══ PROVIDED MATERIAL ══

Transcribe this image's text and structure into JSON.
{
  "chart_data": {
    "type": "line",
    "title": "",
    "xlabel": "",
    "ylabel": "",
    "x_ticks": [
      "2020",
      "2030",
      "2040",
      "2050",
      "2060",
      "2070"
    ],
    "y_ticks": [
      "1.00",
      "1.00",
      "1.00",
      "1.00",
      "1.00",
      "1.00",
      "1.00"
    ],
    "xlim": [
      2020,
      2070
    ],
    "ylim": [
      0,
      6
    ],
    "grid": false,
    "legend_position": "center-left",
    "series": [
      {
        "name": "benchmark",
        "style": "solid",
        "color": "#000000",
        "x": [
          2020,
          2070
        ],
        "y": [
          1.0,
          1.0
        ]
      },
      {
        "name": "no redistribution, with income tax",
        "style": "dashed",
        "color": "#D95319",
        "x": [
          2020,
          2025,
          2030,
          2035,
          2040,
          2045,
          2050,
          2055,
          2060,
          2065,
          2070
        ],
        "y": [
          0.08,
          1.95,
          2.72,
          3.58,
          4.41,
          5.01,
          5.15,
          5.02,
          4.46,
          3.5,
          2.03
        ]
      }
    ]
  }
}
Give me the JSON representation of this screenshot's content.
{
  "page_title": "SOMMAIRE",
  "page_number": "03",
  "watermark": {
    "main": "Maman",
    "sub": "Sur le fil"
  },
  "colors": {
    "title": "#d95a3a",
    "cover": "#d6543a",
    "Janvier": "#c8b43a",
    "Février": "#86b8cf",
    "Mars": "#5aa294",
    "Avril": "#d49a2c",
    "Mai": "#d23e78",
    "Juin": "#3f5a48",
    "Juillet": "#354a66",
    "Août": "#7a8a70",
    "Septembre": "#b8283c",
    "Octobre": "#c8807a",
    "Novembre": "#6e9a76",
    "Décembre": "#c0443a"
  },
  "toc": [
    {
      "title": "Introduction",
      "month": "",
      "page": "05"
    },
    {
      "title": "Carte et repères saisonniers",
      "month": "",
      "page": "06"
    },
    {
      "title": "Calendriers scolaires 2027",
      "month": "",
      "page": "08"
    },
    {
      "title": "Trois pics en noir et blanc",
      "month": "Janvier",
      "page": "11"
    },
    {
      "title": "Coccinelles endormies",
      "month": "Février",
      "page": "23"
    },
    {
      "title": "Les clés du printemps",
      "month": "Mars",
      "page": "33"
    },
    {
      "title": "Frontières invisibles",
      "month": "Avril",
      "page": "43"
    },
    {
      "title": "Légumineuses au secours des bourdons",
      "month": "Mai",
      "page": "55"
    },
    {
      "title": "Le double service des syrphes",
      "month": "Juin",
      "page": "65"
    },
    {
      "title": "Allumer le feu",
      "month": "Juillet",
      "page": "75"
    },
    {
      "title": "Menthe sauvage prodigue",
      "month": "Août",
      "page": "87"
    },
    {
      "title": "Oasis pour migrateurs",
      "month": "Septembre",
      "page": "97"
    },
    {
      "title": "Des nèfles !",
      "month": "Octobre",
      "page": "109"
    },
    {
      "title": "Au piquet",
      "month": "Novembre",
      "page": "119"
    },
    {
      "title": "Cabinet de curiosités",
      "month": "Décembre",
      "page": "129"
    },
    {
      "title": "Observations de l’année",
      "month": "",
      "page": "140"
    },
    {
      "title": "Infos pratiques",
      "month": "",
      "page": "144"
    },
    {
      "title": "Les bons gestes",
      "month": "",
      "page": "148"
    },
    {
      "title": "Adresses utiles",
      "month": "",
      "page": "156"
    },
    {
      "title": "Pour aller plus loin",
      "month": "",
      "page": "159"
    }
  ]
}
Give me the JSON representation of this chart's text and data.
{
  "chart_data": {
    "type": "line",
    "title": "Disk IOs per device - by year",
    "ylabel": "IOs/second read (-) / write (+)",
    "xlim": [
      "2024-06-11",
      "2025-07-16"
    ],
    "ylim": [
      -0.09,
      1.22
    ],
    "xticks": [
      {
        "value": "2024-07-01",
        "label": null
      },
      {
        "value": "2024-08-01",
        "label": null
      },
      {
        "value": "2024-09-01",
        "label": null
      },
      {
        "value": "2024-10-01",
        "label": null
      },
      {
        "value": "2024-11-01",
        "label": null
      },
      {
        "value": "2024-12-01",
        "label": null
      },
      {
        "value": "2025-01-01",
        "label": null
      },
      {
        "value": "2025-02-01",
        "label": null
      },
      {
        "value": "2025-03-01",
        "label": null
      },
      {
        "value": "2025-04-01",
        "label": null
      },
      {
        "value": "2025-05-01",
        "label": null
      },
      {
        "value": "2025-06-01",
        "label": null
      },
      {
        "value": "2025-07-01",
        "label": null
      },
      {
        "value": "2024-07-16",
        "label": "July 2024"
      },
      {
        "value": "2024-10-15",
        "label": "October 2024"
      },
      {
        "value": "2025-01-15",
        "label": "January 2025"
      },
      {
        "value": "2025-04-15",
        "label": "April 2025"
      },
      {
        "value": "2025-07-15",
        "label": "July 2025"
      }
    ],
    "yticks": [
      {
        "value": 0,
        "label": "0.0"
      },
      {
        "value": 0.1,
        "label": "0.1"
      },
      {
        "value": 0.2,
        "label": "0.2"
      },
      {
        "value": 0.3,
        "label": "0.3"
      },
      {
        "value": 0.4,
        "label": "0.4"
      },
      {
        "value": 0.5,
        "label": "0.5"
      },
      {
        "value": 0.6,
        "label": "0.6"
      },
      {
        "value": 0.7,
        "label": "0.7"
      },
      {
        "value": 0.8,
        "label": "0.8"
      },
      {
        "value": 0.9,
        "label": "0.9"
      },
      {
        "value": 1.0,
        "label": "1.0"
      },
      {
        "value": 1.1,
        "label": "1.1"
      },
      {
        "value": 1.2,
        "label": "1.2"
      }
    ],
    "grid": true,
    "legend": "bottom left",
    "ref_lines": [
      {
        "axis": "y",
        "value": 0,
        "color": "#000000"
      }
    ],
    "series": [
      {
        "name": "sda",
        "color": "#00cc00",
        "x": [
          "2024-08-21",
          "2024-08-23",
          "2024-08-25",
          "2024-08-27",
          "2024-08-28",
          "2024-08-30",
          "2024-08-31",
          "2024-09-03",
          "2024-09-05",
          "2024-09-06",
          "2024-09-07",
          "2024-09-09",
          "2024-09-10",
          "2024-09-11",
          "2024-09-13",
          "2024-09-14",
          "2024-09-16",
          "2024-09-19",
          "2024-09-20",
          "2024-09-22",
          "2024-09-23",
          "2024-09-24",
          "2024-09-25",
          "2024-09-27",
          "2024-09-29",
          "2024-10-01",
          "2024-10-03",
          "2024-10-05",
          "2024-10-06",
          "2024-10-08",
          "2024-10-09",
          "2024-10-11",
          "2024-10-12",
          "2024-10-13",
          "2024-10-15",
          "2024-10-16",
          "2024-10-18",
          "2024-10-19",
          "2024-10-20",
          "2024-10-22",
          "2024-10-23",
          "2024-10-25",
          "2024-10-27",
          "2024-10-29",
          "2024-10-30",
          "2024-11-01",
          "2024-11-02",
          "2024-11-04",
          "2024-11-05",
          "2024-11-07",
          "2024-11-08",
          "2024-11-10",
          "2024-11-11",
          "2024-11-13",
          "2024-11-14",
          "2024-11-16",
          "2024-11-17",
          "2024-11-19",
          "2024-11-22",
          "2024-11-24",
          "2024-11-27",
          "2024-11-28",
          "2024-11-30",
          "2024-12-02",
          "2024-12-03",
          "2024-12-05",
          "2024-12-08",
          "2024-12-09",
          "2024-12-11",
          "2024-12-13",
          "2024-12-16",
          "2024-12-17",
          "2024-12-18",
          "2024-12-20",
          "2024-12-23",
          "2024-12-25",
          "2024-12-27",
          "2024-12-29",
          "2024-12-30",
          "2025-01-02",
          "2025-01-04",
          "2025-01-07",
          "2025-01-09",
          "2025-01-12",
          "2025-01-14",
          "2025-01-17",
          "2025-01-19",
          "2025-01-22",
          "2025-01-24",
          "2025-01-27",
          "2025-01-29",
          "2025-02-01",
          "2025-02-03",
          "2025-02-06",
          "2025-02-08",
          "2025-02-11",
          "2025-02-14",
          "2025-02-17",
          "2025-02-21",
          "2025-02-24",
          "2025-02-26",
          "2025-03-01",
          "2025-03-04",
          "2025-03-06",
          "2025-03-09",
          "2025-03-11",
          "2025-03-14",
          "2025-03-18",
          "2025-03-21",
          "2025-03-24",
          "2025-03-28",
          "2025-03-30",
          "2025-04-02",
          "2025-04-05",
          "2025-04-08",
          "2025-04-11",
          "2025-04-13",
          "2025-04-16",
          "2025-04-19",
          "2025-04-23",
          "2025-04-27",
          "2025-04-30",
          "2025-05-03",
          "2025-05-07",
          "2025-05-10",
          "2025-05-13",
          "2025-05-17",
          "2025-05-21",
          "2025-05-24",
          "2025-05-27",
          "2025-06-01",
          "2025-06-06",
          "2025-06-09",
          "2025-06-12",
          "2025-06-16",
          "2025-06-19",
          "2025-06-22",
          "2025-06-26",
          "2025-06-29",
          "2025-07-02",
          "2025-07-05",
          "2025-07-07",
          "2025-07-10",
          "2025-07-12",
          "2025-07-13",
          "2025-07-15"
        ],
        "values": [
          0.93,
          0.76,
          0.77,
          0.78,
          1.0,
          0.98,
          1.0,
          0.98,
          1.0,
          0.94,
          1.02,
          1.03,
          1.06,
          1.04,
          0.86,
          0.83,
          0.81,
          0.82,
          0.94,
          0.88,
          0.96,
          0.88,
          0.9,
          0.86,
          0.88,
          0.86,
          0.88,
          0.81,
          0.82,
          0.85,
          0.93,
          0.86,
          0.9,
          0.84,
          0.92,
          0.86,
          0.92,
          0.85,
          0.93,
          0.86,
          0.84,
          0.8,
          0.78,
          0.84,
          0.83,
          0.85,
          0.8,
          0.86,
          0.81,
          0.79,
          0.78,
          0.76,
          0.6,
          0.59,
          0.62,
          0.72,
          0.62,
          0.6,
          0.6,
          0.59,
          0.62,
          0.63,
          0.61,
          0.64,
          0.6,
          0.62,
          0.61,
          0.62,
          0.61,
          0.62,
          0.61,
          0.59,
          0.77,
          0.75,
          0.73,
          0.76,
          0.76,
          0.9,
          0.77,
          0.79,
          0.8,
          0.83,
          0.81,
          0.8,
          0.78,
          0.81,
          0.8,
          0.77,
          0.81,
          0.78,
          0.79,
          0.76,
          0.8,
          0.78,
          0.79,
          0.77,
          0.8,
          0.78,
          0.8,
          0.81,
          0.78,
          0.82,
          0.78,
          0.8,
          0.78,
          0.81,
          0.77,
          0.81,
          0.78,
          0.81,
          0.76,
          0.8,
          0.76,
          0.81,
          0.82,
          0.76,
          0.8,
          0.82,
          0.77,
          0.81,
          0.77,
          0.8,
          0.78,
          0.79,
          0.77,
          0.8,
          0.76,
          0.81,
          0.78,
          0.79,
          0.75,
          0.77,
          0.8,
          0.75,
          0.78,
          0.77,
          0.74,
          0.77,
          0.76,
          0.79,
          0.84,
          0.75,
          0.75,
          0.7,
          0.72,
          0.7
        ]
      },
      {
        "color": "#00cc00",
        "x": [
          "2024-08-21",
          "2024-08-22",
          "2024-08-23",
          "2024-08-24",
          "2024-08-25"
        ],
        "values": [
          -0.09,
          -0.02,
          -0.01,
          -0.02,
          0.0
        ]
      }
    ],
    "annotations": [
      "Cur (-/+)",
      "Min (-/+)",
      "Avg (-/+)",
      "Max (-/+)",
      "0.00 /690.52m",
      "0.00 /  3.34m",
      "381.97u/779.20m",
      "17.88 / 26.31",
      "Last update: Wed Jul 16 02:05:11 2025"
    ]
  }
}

═══

WHAT THE TASK ASKS
Each line containing the word "representation" counts once; say how many such lines there are, giving only the number.

RESPONSE TO THIS EXERCISE
2